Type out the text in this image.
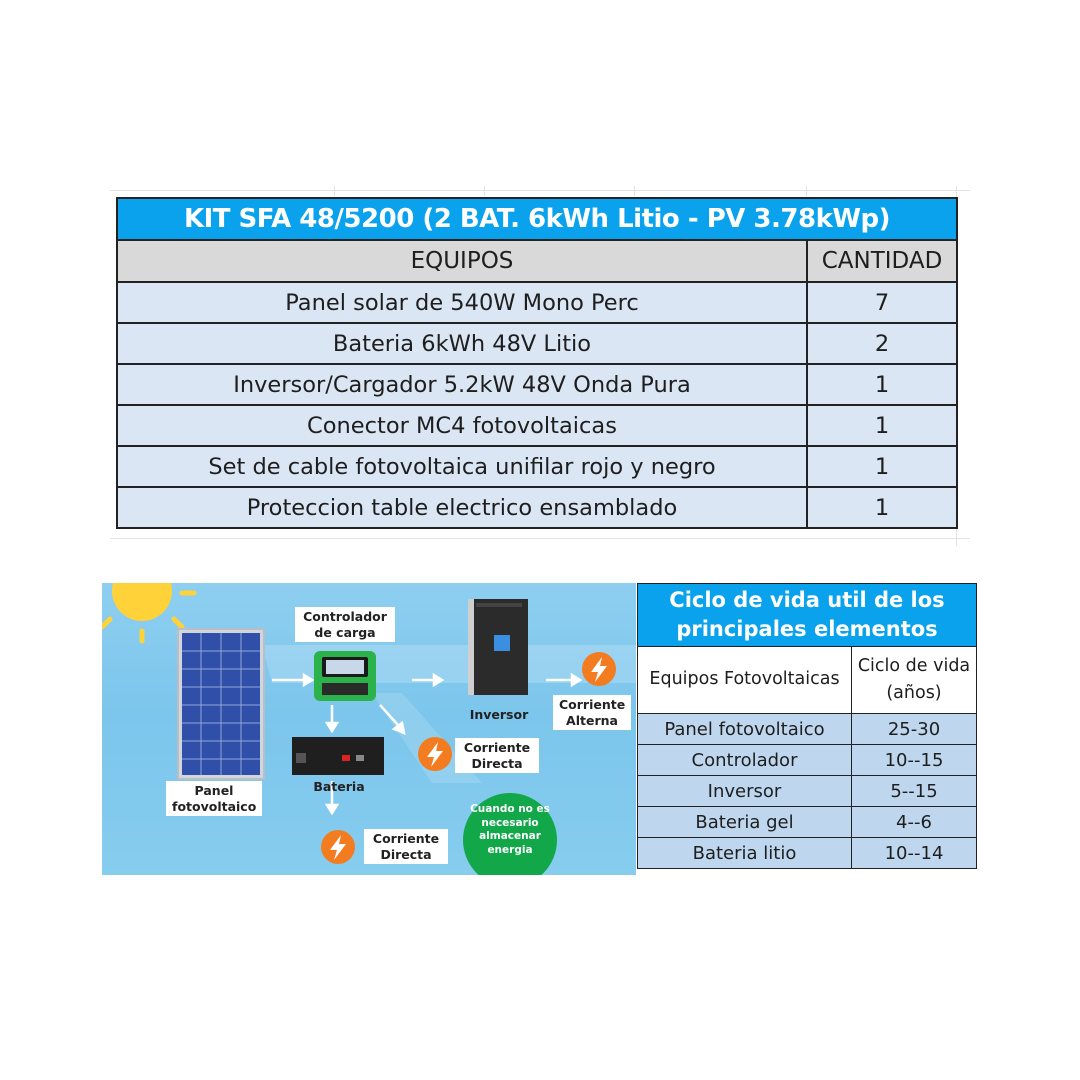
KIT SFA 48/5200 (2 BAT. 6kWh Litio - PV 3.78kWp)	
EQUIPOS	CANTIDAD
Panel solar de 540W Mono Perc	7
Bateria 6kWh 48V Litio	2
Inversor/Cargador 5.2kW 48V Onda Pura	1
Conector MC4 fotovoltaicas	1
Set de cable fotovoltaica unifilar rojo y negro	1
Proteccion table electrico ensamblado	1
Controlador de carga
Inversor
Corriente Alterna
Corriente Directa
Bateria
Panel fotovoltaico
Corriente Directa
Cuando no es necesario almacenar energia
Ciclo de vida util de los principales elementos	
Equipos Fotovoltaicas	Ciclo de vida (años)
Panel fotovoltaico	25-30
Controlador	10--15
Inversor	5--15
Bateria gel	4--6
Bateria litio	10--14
==========
- _What you are asked to do_:
Return every line in the listing that contains the word "vida".

- _Response to the exercise_:
Ciclo de vida util de los principales elementos	
Equipos Fotovoltaicas	Ciclo de vida (años)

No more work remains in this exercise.